§ **Records for this task**
_ _ _ _

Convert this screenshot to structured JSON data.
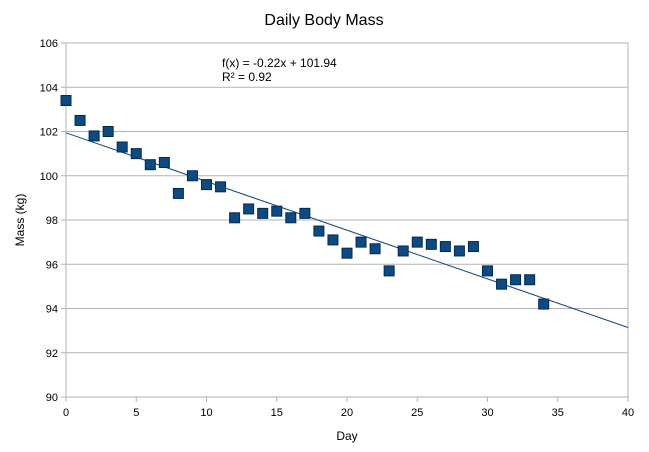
{
  "chart_data": {
    "type": "scatter",
    "title": "Daily Body Mass",
    "xlabel": "Day",
    "ylabel": "Mass (kg)",
    "xlim": [
      0,
      40
    ],
    "ylim": [
      90,
      106
    ],
    "xticks": [
      0,
      5,
      10,
      15,
      20,
      25,
      30,
      35,
      40
    ],
    "yticks": [
      90,
      92,
      94,
      96,
      98,
      100,
      102,
      104,
      106
    ],
    "grid": "horizontal",
    "legend": "none",
    "colors": {
      "marker": "#0e4a80",
      "marker_edge": "#002a55",
      "trendline": "#0e4a80",
      "grid": "#b3b3b3",
      "axis": "#b3b3b3"
    },
    "trendline": {
      "slope": -0.22,
      "intercept": 101.94,
      "equation_label": "f(x) = -0.22x + 101.94",
      "r2_label": "R² = 0.92"
    },
    "points": [
      {
        "x": 0,
        "y": 103.4
      },
      {
        "x": 1,
        "y": 102.5
      },
      {
        "x": 2,
        "y": 101.8
      },
      {
        "x": 3,
        "y": 102.0
      },
      {
        "x": 4,
        "y": 101.3
      },
      {
        "x": 5,
        "y": 101.0
      },
      {
        "x": 6,
        "y": 100.5
      },
      {
        "x": 7,
        "y": 100.6
      },
      {
        "x": 8,
        "y": 99.2
      },
      {
        "x": 9,
        "y": 100.0
      },
      {
        "x": 10,
        "y": 99.6
      },
      {
        "x": 11,
        "y": 99.5
      },
      {
        "x": 12,
        "y": 98.1
      },
      {
        "x": 13,
        "y": 98.5
      },
      {
        "x": 14,
        "y": 98.3
      },
      {
        "x": 15,
        "y": 98.4
      },
      {
        "x": 16,
        "y": 98.1
      },
      {
        "x": 17,
        "y": 98.3
      },
      {
        "x": 18,
        "y": 97.5
      },
      {
        "x": 19,
        "y": 97.1
      },
      {
        "x": 20,
        "y": 96.5
      },
      {
        "x": 21,
        "y": 97.0
      },
      {
        "x": 22,
        "y": 96.7
      },
      {
        "x": 23,
        "y": 95.7
      },
      {
        "x": 24,
        "y": 96.6
      },
      {
        "x": 25,
        "y": 97.0
      },
      {
        "x": 26,
        "y": 96.9
      },
      {
        "x": 27,
        "y": 96.8
      },
      {
        "x": 28,
        "y": 96.6
      },
      {
        "x": 29,
        "y": 96.8
      },
      {
        "x": 30,
        "y": 95.7
      },
      {
        "x": 31,
        "y": 95.1
      },
      {
        "x": 32,
        "y": 95.3
      },
      {
        "x": 33,
        "y": 95.3
      },
      {
        "x": 34,
        "y": 94.2
      }
    ]
  }
}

_ _ _ _

§ **Given instruction**
Using the records above, gather all lines where the string "Mass" is present.

§ **Answer to the exercise**
    "title": "Daily Body Mass",
    "ylabel": "Mass (kg)",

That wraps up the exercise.